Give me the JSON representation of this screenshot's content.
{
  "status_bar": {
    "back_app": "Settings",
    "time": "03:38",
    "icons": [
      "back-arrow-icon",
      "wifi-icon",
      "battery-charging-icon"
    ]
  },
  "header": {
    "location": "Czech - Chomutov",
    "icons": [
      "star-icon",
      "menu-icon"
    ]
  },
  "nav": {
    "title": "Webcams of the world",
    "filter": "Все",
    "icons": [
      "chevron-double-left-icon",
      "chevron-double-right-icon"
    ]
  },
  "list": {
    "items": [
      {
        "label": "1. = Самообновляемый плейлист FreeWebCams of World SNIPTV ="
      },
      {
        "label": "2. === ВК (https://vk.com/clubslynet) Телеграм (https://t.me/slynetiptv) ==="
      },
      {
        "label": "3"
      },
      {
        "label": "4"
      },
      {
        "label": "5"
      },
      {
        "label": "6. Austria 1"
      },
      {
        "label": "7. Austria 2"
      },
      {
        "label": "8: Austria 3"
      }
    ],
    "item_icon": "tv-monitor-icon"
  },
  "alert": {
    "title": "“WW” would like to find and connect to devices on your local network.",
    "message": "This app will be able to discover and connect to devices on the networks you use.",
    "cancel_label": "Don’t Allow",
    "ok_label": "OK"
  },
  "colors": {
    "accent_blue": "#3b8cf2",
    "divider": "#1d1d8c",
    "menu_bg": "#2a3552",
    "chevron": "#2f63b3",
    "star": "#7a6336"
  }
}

☆ ☆ ☆ ☆

Reproduce each entry above exactly, keeping every word.

Give me the JSON representation of this screenshot's content.
{
  "status_bar": {
    "back_app": "Settings",
    "time": "03:38",
    "icons": [
      "back-arrow-icon",
      "wifi-icon",
      "battery-charging-icon"
    ]
  },
  "header": {
    "location": "Czech - Chomutov",
    "icons": [
      "star-icon",
      "menu-icon"
    ]
  },
  "nav": {
    "title": "Webcams of the world",
    "filter": "Все",
    "icons": [
      "chevron-double-left-icon",
      "chevron-double-right-icon"
    ]
  },
  "list": {
    "items": [
      {
        "label": "1. = Самообновляемый плейлист FreeWebCams of World SNIPTV ="
      },
      {
        "label": "2. === ВК (https://vk.com/clubslynet) Телеграм (https://t.me/slynetiptv) ==="
      },
      {
        "label": "3"
      },
      {
        "label": "4"
      },
      {
        "label": "5"
      },
      {
        "label": "6. Austria 1"
      },
      {
        "label": "7. Austria 2"
      },
      {
        "label": "8: Austria 3"
      }
    ],
    "item_icon": "tv-monitor-icon"
  },
  "alert": {
    "title": "“WW” would like to find and connect to devices on your local network.",
    "message": "This app will be able to discover and connect to devices on the networks you use.",
    "cancel_label": "Don’t Allow",
    "ok_label": "OK"
  },
  "colors": {
    "accent_blue": "#3b8cf2",
    "divider": "#1d1d8c",
    "menu_bg": "#2a3552",
    "chevron": "#2f63b3",
    "star": "#7a6336"
  }
}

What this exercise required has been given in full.